**Your task**: Where a line of the listing below includes the word "name", reproduce that line.

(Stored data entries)
- - - -

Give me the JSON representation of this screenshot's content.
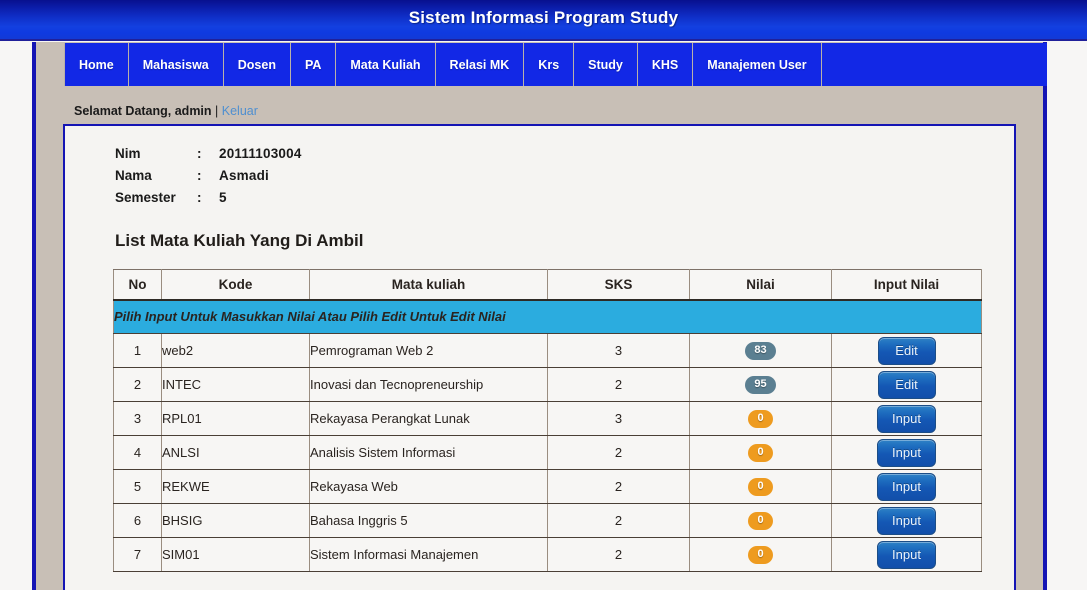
{
  "banner": {
    "title": "Sistem Informasi Program Study"
  },
  "nav": {
    "items": [
      {
        "label": "Home",
        "name": "nav-item-home"
      },
      {
        "label": "Mahasiswa",
        "name": "nav-item-mahasiswa"
      },
      {
        "label": "Dosen",
        "name": "nav-item-dosen"
      },
      {
        "label": "PA",
        "name": "nav-item-pa"
      },
      {
        "label": "Mata Kuliah",
        "name": "nav-item-mata-kuliah"
      },
      {
        "label": "Relasi MK",
        "name": "nav-item-relasi-mk"
      },
      {
        "label": "Krs",
        "name": "nav-item-krs"
      },
      {
        "label": "Study",
        "name": "nav-item-study"
      },
      {
        "label": "KHS",
        "name": "nav-item-khs"
      },
      {
        "label": "Manajemen User",
        "name": "nav-item-manajemen-user"
      }
    ]
  },
  "welcome": {
    "greeting": "Selamat Datang, admin",
    "separator": "|",
    "logout_label": "Keluar"
  },
  "student": {
    "nim_label": "Nim",
    "nim_value": "20111103004",
    "nama_label": "Nama",
    "nama_value": "Asmadi",
    "semester_label": "Semester",
    "semester_value": "5",
    "colon": ":"
  },
  "heading": "List Mata Kuliah Yang Di Ambil",
  "table": {
    "headers": [
      "No",
      "Kode",
      "Mata kuliah",
      "SKS",
      "Nilai",
      "Input Nilai"
    ],
    "notice": "Pilih Input Untuk Masukkan Nilai Atau Pilih Edit Untuk Edit Nilai",
    "rows": [
      {
        "no": "1",
        "kode": "web2",
        "mata_kuliah": "Pemrograman Web 2",
        "sks": "3",
        "nilai": "83",
        "nilai_style": "score",
        "action": "Edit"
      },
      {
        "no": "2",
        "kode": "INTEC",
        "mata_kuliah": "Inovasi dan Tecnopreneurship",
        "sks": "2",
        "nilai": "95",
        "nilai_style": "score",
        "action": "Edit"
      },
      {
        "no": "3",
        "kode": "RPL01",
        "mata_kuliah": "Rekayasa Perangkat Lunak",
        "sks": "3",
        "nilai": "0",
        "nilai_style": "zero",
        "action": "Input"
      },
      {
        "no": "4",
        "kode": "ANLSI",
        "mata_kuliah": "Analisis Sistem Informasi",
        "sks": "2",
        "nilai": "0",
        "nilai_style": "zero",
        "action": "Input"
      },
      {
        "no": "5",
        "kode": "REKWE",
        "mata_kuliah": "Rekayasa Web",
        "sks": "2",
        "nilai": "0",
        "nilai_style": "zero",
        "action": "Input"
      },
      {
        "no": "6",
        "kode": "BHSIG",
        "mata_kuliah": "Bahasa Inggris 5",
        "sks": "2",
        "nilai": "0",
        "nilai_style": "zero",
        "action": "Input"
      },
      {
        "no": "7",
        "kode": "SIM01",
        "mata_kuliah": "Sistem Informasi Manajemen",
        "sks": "2",
        "nilai": "0",
        "nilai_style": "zero",
        "action": "Input"
      }
    ]
  },
  "colors": {
    "banner_blue": "#1228e6",
    "banner_dark": "#08108e",
    "container_tan": "#c8bfb6",
    "border_blue": "#1414b4",
    "notice_cyan": "#2bacdf",
    "badge_score": "#5b7f91",
    "badge_zero": "#ee9b1f",
    "button_blue": "#1457b4",
    "link_blue": "#4f8fd0",
    "panel_bg": "#f5f4f2"
  }
}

- - - -

**Exercise result**:
        "name": "nav-item-home"
        "name": "nav-item-mahasiswa"
        "name": "nav-item-dosen"
        "name": "nav-item-pa"
        "name": "nav-item-mata-kuliah"
        "name": "nav-item-relasi-mk"
        "name": "nav-item-krs"
        "name": "nav-item-study"
        "name": "nav-item-khs"
        "name": "nav-item-manajemen-user"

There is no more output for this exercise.